Records for this exercise:

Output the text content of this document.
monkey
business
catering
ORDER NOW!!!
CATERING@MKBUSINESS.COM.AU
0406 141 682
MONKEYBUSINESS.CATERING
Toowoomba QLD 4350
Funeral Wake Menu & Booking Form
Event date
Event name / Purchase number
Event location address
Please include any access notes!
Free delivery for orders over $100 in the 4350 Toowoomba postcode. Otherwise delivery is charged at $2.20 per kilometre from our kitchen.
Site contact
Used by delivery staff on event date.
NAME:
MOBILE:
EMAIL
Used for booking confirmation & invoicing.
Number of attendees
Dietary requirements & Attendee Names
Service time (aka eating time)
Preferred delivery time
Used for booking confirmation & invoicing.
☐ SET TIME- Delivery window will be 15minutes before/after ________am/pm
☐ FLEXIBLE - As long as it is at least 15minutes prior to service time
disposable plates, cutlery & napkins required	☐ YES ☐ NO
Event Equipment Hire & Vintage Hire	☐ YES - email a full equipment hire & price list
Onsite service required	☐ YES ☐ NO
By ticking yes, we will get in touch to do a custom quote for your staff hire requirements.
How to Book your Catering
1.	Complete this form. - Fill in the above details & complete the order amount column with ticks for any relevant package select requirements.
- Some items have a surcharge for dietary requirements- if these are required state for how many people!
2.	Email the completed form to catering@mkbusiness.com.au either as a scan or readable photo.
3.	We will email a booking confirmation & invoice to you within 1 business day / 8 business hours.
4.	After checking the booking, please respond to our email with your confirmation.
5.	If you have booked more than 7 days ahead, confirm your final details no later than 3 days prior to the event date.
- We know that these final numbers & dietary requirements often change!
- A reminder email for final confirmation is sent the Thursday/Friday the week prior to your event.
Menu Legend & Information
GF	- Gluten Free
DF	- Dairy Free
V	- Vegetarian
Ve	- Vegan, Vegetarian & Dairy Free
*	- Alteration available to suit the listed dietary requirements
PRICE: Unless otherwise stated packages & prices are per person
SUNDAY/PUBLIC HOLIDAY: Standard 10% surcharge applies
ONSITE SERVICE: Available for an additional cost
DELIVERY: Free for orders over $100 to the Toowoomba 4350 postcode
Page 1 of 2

To do: Print every record above exactly as written.

Finished answer:
Output the text content of this document.
monkey
business
catering
ORDER NOW!!!
CATERING@MKBUSINESS.COM.AU
0406 141 682
MONKEYBUSINESS.CATERING
Toowoomba QLD 4350
Funeral Wake Menu & Booking Form
Event date
Event name / Purchase number
Event location address
Please include any access notes!
Free delivery for orders over $100 in the 4350 Toowoomba postcode. Otherwise delivery is charged at $2.20 per kilometre from our kitchen.
Site contact
Used by delivery staff on event date.
NAME:
MOBILE:
EMAIL
Used for booking confirmation & invoicing.
Number of attendees
Dietary requirements & Attendee Names
Service time (aka eating time)
Preferred delivery time
Used for booking confirmation & invoicing.
☐ SET TIME- Delivery window will be 15minutes before/after ________am/pm
☐ FLEXIBLE - As long as it is at least 15minutes prior to service time
disposable plates, cutlery & napkins required	☐ YES ☐ NO
Event Equipment Hire & Vintage Hire	☐ YES - email a full equipment hire & price list
Onsite service required	☐ YES ☐ NO
By ticking yes, we will get in touch to do a custom quote for your staff hire requirements.
How to Book your Catering
1.	Complete this form. - Fill in the above details & complete the order amount column with ticks for any relevant package select requirements.
- Some items have a surcharge for dietary requirements- if these are required state for how many people!
2.	Email the completed form to catering@mkbusiness.com.au either as a scan or readable photo.
3.	We will email a booking confirmation & invoice to you within 1 business day / 8 business hours.
4.	After checking the booking, please respond to our email with your confirmation.
5.	If you have booked more than 7 days ahead, confirm your final details no later than 3 days prior to the event date.
- We know that these final numbers & dietary requirements often change!
- A reminder email for final confirmation is sent the Thursday/Friday the week prior to your event.
Menu Legend & Information
GF	- Gluten Free
DF	- Dairy Free
V	- Vegetarian
Ve	- Vegan, Vegetarian & Dairy Free
*	- Alteration available to suit the listed dietary requirements
PRICE: Unless otherwise stated packages & prices are per person
SUNDAY/PUBLIC HOLIDAY: Standard 10% surcharge applies
ONSITE SERVICE: Available for an additional cost
DELIVERY: Free for orders over $100 to the Toowoomba 4350 postcode
Page 1 of 2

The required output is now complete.